Work to be completed:
Repeat every record below exactly as it appears.

— BEGIN Information given —

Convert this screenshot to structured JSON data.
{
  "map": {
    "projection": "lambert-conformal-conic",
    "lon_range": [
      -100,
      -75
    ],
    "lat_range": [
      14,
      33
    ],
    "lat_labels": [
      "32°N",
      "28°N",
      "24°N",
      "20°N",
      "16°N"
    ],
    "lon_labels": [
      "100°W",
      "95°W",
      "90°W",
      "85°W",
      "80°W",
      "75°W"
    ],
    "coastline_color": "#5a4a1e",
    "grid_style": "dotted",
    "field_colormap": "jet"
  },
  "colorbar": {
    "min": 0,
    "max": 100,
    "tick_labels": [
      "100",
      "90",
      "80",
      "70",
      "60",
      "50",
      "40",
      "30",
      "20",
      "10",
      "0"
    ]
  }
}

— END Information given —

Answer to the task:
Convert this screenshot to structured JSON data.
{
  "map": {
    "projection": "lambert-conformal-conic",
    "lon_range": [
      -100,
      -75
    ],
    "lat_range": [
      14,
      33
    ],
    "lat_labels": [
      "32°N",
      "28°N",
      "24°N",
      "20°N",
      "16°N"
    ],
    "lon_labels": [
      "100°W",
      "95°W",
      "90°W",
      "85°W",
      "80°W",
      "75°W"
    ],
    "coastline_color": "#5a4a1e",
    "grid_style": "dotted",
    "field_colormap": "jet"
  },
  "colorbar": {
    "min": 0,
    "max": 100,
    "tick_labels": [
      "100",
      "90",
      "80",
      "70",
      "60",
      "50",
      "40",
      "30",
      "20",
      "10",
      "0"
    ]
  }
}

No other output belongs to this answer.